* **Task statement**
Wherever the string "Umpire" shows up in a line, count that line. Give the total alone.

* **Provided records**
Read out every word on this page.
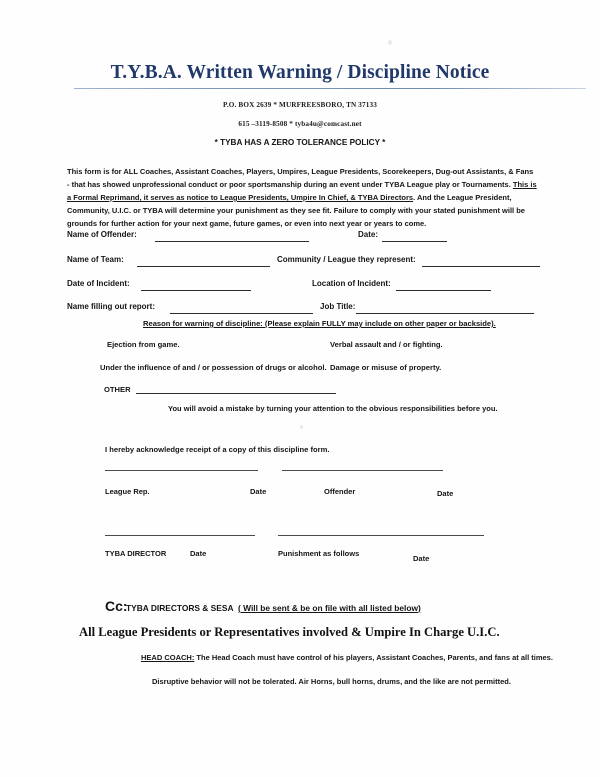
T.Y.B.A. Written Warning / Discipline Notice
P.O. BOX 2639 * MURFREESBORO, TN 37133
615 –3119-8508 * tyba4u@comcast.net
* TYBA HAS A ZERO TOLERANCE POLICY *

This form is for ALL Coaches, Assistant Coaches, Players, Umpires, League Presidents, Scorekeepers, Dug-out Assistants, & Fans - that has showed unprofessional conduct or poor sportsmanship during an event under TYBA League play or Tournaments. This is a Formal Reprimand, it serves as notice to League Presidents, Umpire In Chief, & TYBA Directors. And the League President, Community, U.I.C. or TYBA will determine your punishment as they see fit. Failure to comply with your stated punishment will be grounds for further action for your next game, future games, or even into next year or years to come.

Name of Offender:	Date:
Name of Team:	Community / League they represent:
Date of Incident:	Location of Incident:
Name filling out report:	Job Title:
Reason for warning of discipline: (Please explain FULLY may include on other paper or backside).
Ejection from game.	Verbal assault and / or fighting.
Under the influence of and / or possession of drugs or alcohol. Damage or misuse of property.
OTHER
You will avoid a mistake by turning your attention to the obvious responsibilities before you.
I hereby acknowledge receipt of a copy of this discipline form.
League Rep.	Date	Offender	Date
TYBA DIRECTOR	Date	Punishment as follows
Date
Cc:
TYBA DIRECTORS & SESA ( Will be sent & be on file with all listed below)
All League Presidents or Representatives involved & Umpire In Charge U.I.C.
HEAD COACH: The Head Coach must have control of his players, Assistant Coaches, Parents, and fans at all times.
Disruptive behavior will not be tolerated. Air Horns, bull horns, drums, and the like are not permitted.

* **Correct answer**
2